§ Requirements: Report every line in the listing that contains the string "Aristóbulo".

§ Source data:
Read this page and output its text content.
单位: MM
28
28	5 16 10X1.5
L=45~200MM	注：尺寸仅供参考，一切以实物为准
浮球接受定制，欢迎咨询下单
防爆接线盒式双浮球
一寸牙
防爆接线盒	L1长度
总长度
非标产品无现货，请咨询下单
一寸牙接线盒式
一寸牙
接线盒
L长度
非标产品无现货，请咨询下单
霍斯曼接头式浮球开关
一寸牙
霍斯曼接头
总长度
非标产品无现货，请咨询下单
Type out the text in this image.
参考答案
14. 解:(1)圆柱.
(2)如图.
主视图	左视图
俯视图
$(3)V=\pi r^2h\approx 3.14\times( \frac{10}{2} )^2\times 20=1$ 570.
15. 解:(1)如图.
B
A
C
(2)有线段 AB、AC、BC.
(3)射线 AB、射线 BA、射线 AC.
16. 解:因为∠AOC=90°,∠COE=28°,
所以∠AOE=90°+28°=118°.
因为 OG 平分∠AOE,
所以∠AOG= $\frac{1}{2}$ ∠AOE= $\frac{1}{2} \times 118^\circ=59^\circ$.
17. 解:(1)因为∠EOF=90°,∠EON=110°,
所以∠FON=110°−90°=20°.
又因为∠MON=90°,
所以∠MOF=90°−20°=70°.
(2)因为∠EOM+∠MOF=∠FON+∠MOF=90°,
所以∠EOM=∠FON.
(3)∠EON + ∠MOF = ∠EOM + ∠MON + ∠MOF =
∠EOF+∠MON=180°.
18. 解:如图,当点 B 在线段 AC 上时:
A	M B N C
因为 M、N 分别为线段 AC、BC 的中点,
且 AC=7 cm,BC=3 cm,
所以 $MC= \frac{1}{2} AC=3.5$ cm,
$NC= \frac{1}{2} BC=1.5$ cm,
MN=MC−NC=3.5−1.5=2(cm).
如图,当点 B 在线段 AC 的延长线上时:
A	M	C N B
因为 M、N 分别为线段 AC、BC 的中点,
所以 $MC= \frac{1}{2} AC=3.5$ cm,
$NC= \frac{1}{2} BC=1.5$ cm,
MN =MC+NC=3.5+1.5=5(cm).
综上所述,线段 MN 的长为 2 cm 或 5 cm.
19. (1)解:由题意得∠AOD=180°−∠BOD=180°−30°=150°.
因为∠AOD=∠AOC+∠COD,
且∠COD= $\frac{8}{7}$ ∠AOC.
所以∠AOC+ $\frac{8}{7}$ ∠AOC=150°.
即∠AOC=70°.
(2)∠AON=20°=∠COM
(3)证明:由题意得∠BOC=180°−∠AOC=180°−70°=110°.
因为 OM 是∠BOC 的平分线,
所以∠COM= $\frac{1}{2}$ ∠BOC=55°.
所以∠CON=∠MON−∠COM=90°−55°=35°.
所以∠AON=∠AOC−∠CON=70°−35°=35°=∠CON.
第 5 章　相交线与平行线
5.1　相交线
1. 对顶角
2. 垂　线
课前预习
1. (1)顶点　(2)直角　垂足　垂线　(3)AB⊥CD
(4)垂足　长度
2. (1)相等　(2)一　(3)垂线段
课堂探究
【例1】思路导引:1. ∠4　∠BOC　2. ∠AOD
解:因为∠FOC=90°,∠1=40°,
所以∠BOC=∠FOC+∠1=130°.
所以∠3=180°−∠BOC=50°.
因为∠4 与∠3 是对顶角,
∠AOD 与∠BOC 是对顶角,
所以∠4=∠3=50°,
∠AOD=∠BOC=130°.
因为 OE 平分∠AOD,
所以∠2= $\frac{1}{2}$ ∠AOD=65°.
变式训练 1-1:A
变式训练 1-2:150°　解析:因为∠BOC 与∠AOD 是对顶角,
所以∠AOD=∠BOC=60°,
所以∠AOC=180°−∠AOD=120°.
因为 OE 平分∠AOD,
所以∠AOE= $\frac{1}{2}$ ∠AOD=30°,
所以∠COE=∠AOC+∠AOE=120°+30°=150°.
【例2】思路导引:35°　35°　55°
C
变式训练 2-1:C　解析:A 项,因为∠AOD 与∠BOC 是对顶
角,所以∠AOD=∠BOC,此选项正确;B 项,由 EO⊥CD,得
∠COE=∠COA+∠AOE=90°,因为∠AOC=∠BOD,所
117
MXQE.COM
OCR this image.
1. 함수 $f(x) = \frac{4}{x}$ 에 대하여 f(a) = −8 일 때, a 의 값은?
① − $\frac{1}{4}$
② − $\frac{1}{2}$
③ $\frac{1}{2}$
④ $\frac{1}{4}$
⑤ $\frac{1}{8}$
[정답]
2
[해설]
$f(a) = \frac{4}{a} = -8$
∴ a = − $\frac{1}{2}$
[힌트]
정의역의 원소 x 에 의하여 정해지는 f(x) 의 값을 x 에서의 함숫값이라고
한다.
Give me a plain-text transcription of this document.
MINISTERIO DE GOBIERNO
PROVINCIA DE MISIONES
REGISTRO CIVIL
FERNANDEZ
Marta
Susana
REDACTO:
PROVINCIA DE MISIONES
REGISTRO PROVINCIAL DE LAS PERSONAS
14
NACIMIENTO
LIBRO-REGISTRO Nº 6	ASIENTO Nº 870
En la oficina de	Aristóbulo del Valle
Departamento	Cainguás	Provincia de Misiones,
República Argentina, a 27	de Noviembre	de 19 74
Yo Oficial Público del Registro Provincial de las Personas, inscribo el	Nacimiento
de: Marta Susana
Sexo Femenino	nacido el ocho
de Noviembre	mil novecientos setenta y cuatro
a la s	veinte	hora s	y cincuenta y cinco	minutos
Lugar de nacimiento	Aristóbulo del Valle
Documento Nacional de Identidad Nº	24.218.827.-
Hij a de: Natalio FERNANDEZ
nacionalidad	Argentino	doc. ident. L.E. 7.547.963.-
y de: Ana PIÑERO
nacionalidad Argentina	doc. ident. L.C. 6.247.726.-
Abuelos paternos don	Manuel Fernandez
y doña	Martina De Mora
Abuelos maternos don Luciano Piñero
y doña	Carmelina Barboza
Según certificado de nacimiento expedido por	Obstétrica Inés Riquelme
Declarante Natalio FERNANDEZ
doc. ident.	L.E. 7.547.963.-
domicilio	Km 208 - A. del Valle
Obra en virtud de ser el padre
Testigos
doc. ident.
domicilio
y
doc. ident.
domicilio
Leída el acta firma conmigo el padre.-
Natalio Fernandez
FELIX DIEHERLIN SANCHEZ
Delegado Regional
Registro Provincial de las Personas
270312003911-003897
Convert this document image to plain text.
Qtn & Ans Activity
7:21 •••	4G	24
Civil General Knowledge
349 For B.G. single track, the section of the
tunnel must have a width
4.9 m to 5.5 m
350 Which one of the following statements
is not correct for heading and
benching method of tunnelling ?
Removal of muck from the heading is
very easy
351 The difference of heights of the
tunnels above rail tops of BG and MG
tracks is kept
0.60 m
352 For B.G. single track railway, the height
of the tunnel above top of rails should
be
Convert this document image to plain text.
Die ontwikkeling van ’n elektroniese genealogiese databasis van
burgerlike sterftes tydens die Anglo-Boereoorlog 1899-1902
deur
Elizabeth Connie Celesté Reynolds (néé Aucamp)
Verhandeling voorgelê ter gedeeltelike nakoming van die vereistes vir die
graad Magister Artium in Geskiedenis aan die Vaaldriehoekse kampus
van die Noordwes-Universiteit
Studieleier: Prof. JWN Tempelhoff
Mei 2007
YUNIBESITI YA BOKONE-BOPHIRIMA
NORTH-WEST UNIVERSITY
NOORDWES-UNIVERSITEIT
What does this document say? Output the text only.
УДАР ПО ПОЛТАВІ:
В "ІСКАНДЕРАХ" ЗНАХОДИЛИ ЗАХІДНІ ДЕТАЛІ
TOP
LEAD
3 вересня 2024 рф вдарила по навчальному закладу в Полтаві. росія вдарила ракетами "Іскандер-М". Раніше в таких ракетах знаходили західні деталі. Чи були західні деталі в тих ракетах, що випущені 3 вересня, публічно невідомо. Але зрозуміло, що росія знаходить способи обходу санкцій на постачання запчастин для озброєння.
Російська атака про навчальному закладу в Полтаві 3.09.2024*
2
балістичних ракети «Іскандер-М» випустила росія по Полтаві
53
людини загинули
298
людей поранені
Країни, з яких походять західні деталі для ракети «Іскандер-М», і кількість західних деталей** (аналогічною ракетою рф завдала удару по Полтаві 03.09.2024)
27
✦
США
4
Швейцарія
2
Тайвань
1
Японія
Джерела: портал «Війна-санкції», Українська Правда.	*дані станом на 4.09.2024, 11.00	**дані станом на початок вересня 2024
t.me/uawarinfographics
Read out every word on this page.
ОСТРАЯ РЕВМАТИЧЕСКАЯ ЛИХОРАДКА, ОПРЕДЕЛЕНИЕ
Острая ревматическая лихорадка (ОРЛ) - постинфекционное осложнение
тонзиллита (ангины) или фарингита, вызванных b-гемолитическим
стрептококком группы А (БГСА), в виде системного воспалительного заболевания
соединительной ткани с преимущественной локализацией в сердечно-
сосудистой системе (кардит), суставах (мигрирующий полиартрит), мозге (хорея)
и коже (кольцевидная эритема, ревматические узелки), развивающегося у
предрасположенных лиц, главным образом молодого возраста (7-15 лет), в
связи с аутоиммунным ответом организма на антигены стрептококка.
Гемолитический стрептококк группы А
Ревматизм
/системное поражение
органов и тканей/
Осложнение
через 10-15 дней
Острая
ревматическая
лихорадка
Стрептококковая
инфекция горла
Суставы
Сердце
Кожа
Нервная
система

§ Task result:
En la oficina de	Aristóbulo del Valle
Lugar de nacimiento	Aristóbulo del Valle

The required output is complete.